### Direction
The records below must be output exactly, without pictures.
* * * * *
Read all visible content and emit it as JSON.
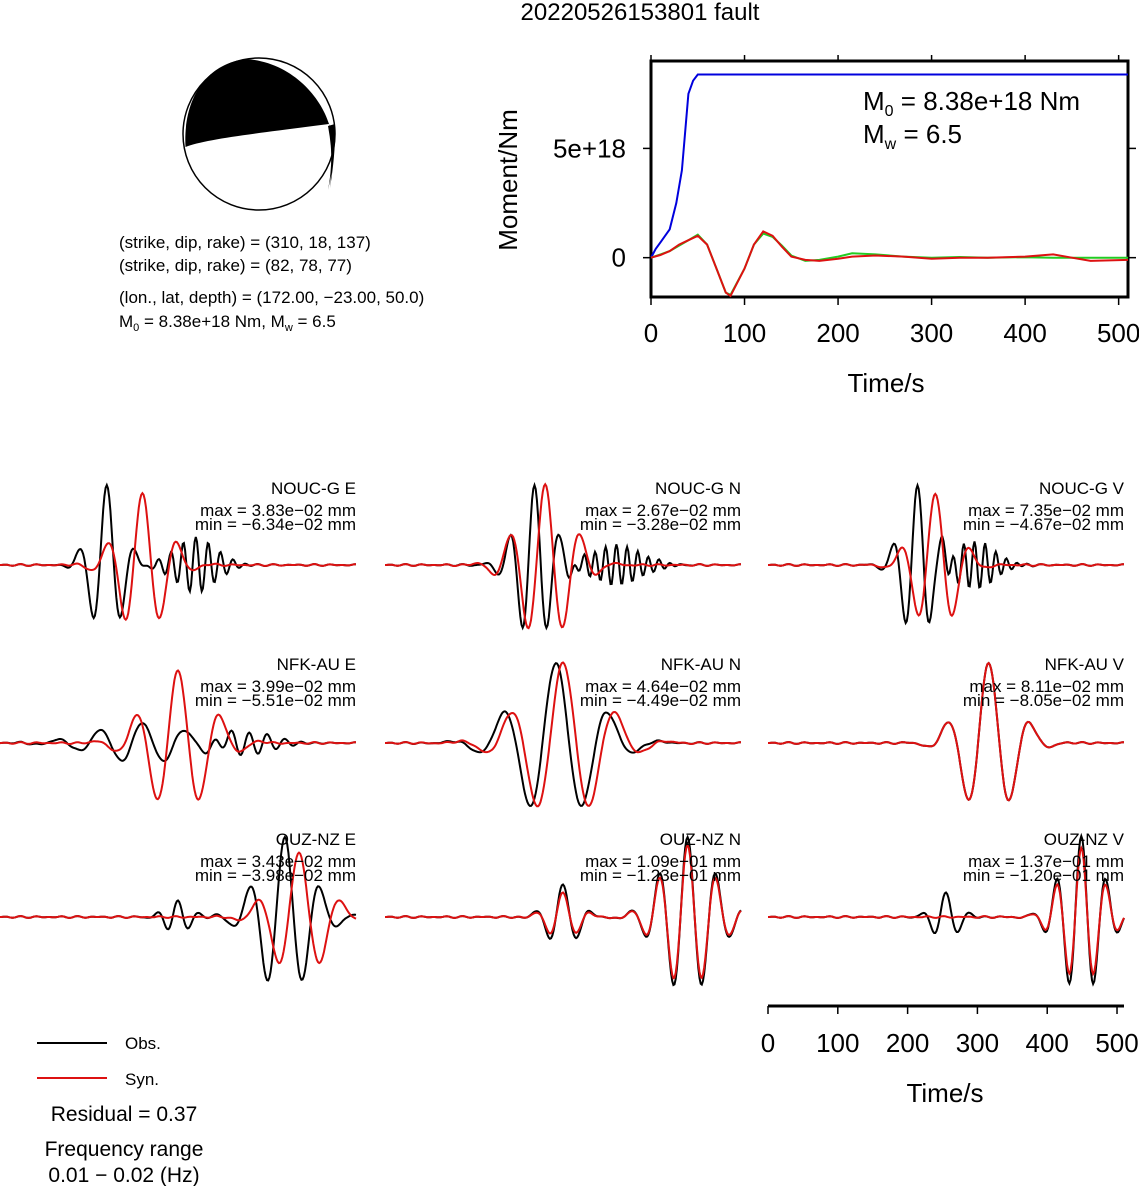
{
  "title": "20220526153801 fault",
  "focal": {
    "line1": "(strike, dip, rake) = (310, 18, 137)",
    "line2": "(strike, dip, rake) = (82, 78, 77)",
    "location": "(lon., lat, depth) = (172.00, −23.00, 50.0)",
    "moment_prefix": "M",
    "moment_sub": "0",
    "moment_text": " = 8.38e+18 Nm, M",
    "mw_sub": "w",
    "mw_text": " = 6.5"
  },
  "legend": {
    "obs": "Obs.",
    "syn": "Syn.",
    "obs_color": "#000000",
    "syn_color": "#dd1111"
  },
  "residual": "Residual = 0.37",
  "freq_label": "Frequency range",
  "freq_value": "0.01 − 0.02 (Hz)",
  "chart_data": [
    {
      "type": "line",
      "title": "",
      "xlabel": "Time/s",
      "ylabel": "Moment/Nm",
      "xlim": [
        0,
        510
      ],
      "ylim": [
        -1.8e+18,
        9e+18
      ],
      "x_ticks": [
        "0",
        "100",
        "200",
        "300",
        "400",
        "500"
      ],
      "y_ticks": [
        "0",
        "5e+18"
      ],
      "annotation_m0": {
        "m": "M",
        "sub": "0",
        "text": " = 8.38e+18 Nm"
      },
      "annotation_mw": {
        "m": "M",
        "sub": "w",
        "text": " = 6.5"
      },
      "series": [
        {
          "color": "#0000dd",
          "x": [
            0,
            5,
            10,
            20,
            27,
            33,
            40,
            45,
            50,
            60,
            510
          ],
          "y": [
            0,
            4e+17,
            7e+17,
            1.3e+18,
            2.5e+18,
            4e+18,
            7.5e+18,
            8.1e+18,
            8.38e+18,
            8.38e+18,
            8.38e+18
          ]
        },
        {
          "color": "#22cc22",
          "x": [
            0,
            10,
            20,
            30,
            40,
            50,
            60,
            70,
            80,
            85,
            100,
            110,
            120,
            130,
            140,
            150,
            165,
            180,
            200,
            215,
            240,
            270,
            300,
            330,
            360,
            400,
            430,
            450,
            470,
            510
          ],
          "y": [
            0,
            1.5e+17,
            3e+17,
            5.5e+17,
            8e+17,
            1.05e+18,
            6e+17,
            -5e+17,
            -1.6e+18,
            -1.7e+18,
            -5e+17,
            6e+17,
            1.1e+18,
            9.5e+17,
            5.5e+17,
            1e+17,
            -1.5e+17,
            -1e+17,
            5e+16,
            2e+17,
            1.5e+17,
            5e+16,
            0.0,
            3e+16,
            0.0,
            2e+16,
            0.0,
            0.0,
            0.0,
            0.0
          ]
        },
        {
          "color": "#dd1111",
          "x": [
            0,
            10,
            20,
            30,
            40,
            50,
            60,
            70,
            80,
            85,
            100,
            110,
            120,
            130,
            140,
            150,
            165,
            180,
            200,
            215,
            240,
            270,
            300,
            330,
            360,
            400,
            430,
            450,
            470,
            510
          ],
          "y": [
            0,
            1.2e+17,
            3e+17,
            6e+17,
            8e+17,
            1e+18,
            6e+17,
            -5e+17,
            -1.6e+18,
            -1.75e+18,
            -5e+17,
            6e+17,
            1.2e+18,
            1e+18,
            5e+17,
            5e+16,
            -1e+17,
            -1.5e+17,
            -5e+16,
            5e+16,
            1e+17,
            5e+16,
            -5e+16,
            0.0,
            0.0,
            5e+16,
            1.5e+17,
            0.0,
            -1.5e+17,
            -1e+17
          ]
        }
      ]
    },
    {
      "type": "line",
      "description_of_grid": "3 rows x 3 columns of waveform panels",
      "xlabel": "Time/s",
      "xlim": [
        0,
        510
      ],
      "x_ticks": [
        "0",
        "100",
        "200",
        "300",
        "400",
        "500"
      ],
      "series_names": [
        "Obs.",
        "Syn."
      ],
      "panels": [
        {
          "label": "NOUC-G E",
          "max": "max = 3.83e−02 mm",
          "min": "min = −6.34e−02 mm"
        },
        {
          "label": "NOUC-G N",
          "max": "max = 2.67e−02 mm",
          "min": "min = −3.28e−02 mm"
        },
        {
          "label": "NOUC-G V",
          "max": "max = 7.35e−02 mm",
          "min": "min = −4.67e−02 mm"
        },
        {
          "label": "NFK-AU E",
          "max": "max = 3.99e−02 mm",
          "min": "min = −5.51e−02 mm"
        },
        {
          "label": "NFK-AU N",
          "max": "max = 4.64e−02 mm",
          "min": "min = −4.49e−02 mm"
        },
        {
          "label": "NFK-AU V",
          "max": "max = 8.11e−02 mm",
          "min": "min = −8.05e−02 mm"
        },
        {
          "label": "OUZ-NZ E",
          "max": "max = 3.43e−02 mm",
          "min": "min = −3.98e−02 mm"
        },
        {
          "label": "OUZ-NZ N",
          "max": "max = 1.09e−01 mm",
          "min": "min = −1.23e−01 mm"
        },
        {
          "label": "OUZ-NZ V",
          "max": "max = 1.37e−01 mm",
          "min": "min = −1.20e−01 mm"
        }
      ]
    }
  ]
}
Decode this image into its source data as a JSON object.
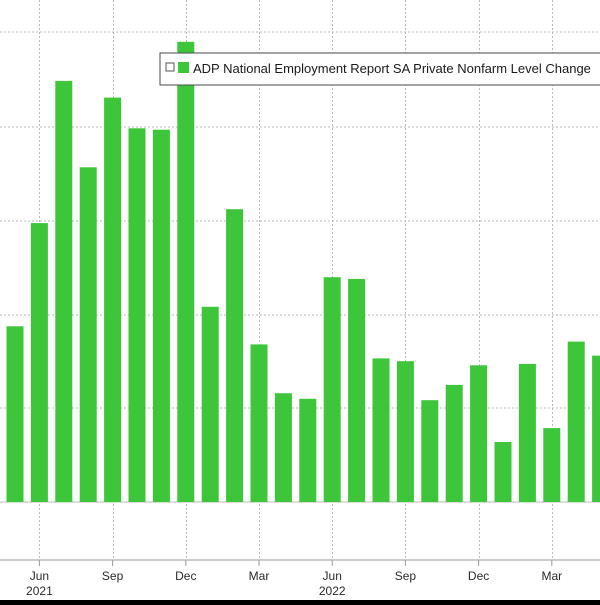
* * * * *
### Solution for this task
Read all visible content and emit it as JSON.
{
  "title": "20220526153801 fault",
  "focal": {
    "line1": "(strike, dip, rake) = (310, 18, 137)",
    "line2": "(strike, dip, rake) = (82, 78, 77)",
    "location": "(lon., lat, depth) = (172.00, −23.00, 50.0)",
    "moment_prefix": "M",
    "moment_sub": "0",
    "moment_text": " = 8.38e+18 Nm, M",
    "mw_sub": "w",
    "mw_text": " = 6.5"
  },
  "legend": {
    "obs": "Obs.",
    "syn": "Syn.",
    "obs_color": "#000000",
    "syn_color": "#dd1111"
  },
  "residual": "Residual = 0.37",
  "freq_label": "Frequency range",
  "freq_value": "0.01 − 0.02 (Hz)",
  "chart_data": [
    {
      "type": "line",
      "title": "",
      "xlabel": "Time/s",
      "ylabel": "Moment/Nm",
      "xlim": [
        0,
        510
      ],
      "ylim": [
        -1.8e+18,
        9e+18
      ],
      "x_ticks": [
        "0",
        "100",
        "200",
        "300",
        "400",
        "500"
      ],
      "y_ticks": [
        "0",
        "5e+18"
      ],
      "annotation_m0": {
        "m": "M",
        "sub": "0",
        "text": " = 8.38e+18 Nm"
      },
      "annotation_mw": {
        "m": "M",
        "sub": "w",
        "text": " = 6.5"
      },
      "series": [
        {
          "color": "#0000dd",
          "x": [
            0,
            5,
            10,
            20,
            27,
            33,
            40,
            45,
            50,
            60,
            510
          ],
          "y": [
            0,
            4e+17,
            7e+17,
            1.3e+18,
            2.5e+18,
            4e+18,
            7.5e+18,
            8.1e+18,
            8.38e+18,
            8.38e+18,
            8.38e+18
          ]
        },
        {
          "color": "#22cc22",
          "x": [
            0,
            10,
            20,
            30,
            40,
            50,
            60,
            70,
            80,
            85,
            100,
            110,
            120,
            130,
            140,
            150,
            165,
            180,
            200,
            215,
            240,
            270,
            300,
            330,
            360,
            400,
            430,
            450,
            470,
            510
          ],
          "y": [
            0,
            1.5e+17,
            3e+17,
            5.5e+17,
            8e+17,
            1.05e+18,
            6e+17,
            -5e+17,
            -1.6e+18,
            -1.7e+18,
            -5e+17,
            6e+17,
            1.1e+18,
            9.5e+17,
            5.5e+17,
            1e+17,
            -1.5e+17,
            -1e+17,
            5e+16,
            2e+17,
            1.5e+17,
            5e+16,
            0.0,
            3e+16,
            0.0,
            2e+16,
            0.0,
            0.0,
            0.0,
            0.0
          ]
        },
        {
          "color": "#dd1111",
          "x": [
            0,
            10,
            20,
            30,
            40,
            50,
            60,
            70,
            80,
            85,
            100,
            110,
            120,
            130,
            140,
            150,
            165,
            180,
            200,
            215,
            240,
            270,
            300,
            330,
            360,
            400,
            430,
            450,
            470,
            510
          ],
          "y": [
            0,
            1.2e+17,
            3e+17,
            6e+17,
            8e+17,
            1e+18,
            6e+17,
            -5e+17,
            -1.6e+18,
            -1.75e+18,
            -5e+17,
            6e+17,
            1.2e+18,
            1e+18,
            5e+17,
            5e+16,
            -1e+17,
            -1.5e+17,
            -5e+16,
            5e+16,
            1e+17,
            5e+16,
            -5e+16,
            0.0,
            0.0,
            5e+16,
            1.5e+17,
            0.0,
            -1.5e+17,
            -1e+17
          ]
        }
      ]
    },
    {
      "type": "line",
      "description_of_grid": "3 rows x 3 columns of waveform panels",
      "xlabel": "Time/s",
      "xlim": [
        0,
        510
      ],
      "x_ticks": [
        "0",
        "100",
        "200",
        "300",
        "400",
        "500"
      ],
      "series_names": [
        "Obs.",
        "Syn."
      ],
      "panels": [
        {
          "label": "NOUC-G E",
          "max": "max = 3.83e−02 mm",
          "min": "min = −6.34e−02 mm"
        },
        {
          "label": "NOUC-G N",
          "max": "max = 2.67e−02 mm",
          "min": "min = −3.28e−02 mm"
        },
        {
          "label": "NOUC-G V",
          "max": "max = 7.35e−02 mm",
          "min": "min = −4.67e−02 mm"
        },
        {
          "label": "NFK-AU E",
          "max": "max = 3.99e−02 mm",
          "min": "min = −5.51e−02 mm"
        },
        {
          "label": "NFK-AU N",
          "max": "max = 4.64e−02 mm",
          "min": "min = −4.49e−02 mm"
        },
        {
          "label": "NFK-AU V",
          "max": "max = 8.11e−02 mm",
          "min": "min = −8.05e−02 mm"
        },
        {
          "label": "OUZ-NZ E",
          "max": "max = 3.43e−02 mm",
          "min": "min = −3.98e−02 mm"
        },
        {
          "label": "OUZ-NZ N",
          "max": "max = 1.09e−01 mm",
          "min": "min = −1.23e−01 mm"
        },
        {
          "label": "OUZ-NZ V",
          "max": "max = 1.37e−01 mm",
          "min": "min = −1.20e−01 mm"
        }
      ]
    }
  ]
}
Decode this image into its source data as a JSON object.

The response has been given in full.